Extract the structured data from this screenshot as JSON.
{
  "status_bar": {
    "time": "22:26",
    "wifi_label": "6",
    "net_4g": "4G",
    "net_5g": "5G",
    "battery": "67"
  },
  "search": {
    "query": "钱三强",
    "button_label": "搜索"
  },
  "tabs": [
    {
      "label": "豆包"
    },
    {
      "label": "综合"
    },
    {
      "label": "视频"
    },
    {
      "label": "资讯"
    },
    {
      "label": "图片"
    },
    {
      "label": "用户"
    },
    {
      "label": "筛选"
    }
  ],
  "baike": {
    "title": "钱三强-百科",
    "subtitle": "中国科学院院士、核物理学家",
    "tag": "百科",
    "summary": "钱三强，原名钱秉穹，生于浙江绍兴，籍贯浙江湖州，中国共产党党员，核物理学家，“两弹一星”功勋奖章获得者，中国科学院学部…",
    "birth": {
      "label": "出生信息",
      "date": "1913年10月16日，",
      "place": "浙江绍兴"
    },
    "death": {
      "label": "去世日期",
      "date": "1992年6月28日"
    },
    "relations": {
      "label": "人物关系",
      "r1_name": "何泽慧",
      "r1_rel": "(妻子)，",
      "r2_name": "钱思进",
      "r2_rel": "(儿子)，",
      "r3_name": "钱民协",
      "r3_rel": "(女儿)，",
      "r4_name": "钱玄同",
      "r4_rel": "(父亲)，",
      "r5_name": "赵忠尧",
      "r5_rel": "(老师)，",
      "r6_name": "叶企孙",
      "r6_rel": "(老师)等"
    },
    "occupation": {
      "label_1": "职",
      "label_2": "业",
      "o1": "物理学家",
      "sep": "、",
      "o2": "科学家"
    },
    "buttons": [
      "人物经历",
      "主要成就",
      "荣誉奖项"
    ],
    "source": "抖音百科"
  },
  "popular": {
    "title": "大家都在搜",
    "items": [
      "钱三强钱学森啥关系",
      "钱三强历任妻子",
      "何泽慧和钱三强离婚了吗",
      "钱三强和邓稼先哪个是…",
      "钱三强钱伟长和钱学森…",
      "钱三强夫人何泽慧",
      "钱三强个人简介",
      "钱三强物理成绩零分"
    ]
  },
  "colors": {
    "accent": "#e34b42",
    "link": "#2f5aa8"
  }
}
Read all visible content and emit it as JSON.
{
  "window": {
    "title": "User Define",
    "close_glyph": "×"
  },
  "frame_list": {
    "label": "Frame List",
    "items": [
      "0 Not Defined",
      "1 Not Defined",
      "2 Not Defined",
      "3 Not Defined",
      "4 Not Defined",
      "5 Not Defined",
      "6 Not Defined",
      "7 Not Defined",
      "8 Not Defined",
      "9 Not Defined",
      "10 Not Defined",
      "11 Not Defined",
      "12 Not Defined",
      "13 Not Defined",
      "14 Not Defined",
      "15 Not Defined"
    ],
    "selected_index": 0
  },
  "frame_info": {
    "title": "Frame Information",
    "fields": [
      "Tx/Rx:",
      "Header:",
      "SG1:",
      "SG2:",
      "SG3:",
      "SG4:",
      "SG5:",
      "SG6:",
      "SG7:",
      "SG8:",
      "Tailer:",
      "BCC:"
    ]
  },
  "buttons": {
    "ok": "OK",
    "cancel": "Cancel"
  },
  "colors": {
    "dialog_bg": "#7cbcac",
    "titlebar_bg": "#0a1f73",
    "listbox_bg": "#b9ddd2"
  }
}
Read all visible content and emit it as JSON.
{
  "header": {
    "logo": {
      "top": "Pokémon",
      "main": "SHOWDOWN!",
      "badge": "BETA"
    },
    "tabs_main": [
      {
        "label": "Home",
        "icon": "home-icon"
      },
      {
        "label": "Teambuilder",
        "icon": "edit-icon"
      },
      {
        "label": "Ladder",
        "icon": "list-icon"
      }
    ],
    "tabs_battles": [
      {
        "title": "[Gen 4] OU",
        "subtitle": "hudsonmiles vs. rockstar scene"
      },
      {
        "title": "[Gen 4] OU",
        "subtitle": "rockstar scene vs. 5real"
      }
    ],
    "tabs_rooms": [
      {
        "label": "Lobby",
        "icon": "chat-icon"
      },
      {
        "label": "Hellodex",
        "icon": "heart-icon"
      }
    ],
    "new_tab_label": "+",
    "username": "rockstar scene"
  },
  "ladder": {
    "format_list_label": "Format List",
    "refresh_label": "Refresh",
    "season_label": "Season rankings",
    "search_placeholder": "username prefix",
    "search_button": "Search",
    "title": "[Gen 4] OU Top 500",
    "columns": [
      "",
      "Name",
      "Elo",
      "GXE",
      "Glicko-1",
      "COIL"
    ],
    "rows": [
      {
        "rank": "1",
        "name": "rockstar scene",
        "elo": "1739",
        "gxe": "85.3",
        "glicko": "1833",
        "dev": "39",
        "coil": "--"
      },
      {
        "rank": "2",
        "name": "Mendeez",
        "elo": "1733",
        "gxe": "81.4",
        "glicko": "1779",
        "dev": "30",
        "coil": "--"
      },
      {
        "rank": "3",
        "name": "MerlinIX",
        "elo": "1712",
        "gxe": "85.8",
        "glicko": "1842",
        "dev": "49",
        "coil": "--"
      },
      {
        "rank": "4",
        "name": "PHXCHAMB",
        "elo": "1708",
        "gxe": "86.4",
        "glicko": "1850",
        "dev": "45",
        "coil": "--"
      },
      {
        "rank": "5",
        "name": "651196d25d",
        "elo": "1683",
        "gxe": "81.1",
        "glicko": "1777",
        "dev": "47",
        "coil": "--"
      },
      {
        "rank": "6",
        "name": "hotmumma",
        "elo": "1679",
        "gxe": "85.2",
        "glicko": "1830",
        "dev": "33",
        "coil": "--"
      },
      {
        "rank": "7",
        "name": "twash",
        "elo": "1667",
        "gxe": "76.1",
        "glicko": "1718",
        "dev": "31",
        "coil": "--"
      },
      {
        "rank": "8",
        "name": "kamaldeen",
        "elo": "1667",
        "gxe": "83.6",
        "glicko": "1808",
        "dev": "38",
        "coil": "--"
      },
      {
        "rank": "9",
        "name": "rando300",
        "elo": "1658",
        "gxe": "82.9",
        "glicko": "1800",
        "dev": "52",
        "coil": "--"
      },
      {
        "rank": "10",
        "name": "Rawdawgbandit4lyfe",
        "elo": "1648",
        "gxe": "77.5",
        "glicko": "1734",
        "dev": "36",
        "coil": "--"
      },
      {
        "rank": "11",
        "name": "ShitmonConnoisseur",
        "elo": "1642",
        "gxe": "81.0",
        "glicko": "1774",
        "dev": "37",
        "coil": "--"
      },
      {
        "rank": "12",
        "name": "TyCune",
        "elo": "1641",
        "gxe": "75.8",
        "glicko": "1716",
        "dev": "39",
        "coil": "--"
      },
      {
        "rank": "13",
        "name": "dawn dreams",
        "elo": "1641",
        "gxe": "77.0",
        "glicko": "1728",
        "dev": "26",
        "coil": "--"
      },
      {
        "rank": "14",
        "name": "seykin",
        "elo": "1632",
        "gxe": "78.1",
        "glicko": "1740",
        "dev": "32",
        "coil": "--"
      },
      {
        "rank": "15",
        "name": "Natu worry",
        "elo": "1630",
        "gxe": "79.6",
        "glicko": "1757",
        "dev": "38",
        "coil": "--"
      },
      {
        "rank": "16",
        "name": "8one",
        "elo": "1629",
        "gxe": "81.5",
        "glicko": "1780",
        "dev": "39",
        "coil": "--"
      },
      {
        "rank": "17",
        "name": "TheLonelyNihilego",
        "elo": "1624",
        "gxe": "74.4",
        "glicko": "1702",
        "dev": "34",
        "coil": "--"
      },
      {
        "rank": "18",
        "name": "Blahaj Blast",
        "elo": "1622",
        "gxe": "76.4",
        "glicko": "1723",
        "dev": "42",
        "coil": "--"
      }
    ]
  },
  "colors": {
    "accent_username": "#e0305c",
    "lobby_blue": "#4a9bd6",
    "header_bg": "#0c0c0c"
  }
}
:::
** WHAT TO WORK ON **
Gather each line that holds "icon".

** FULL RESPONSE **
        "icon": "home-icon"
        "icon": "edit-icon"
        "icon": "list-icon"
        "icon": "chat-icon"
        "icon": "heart-icon"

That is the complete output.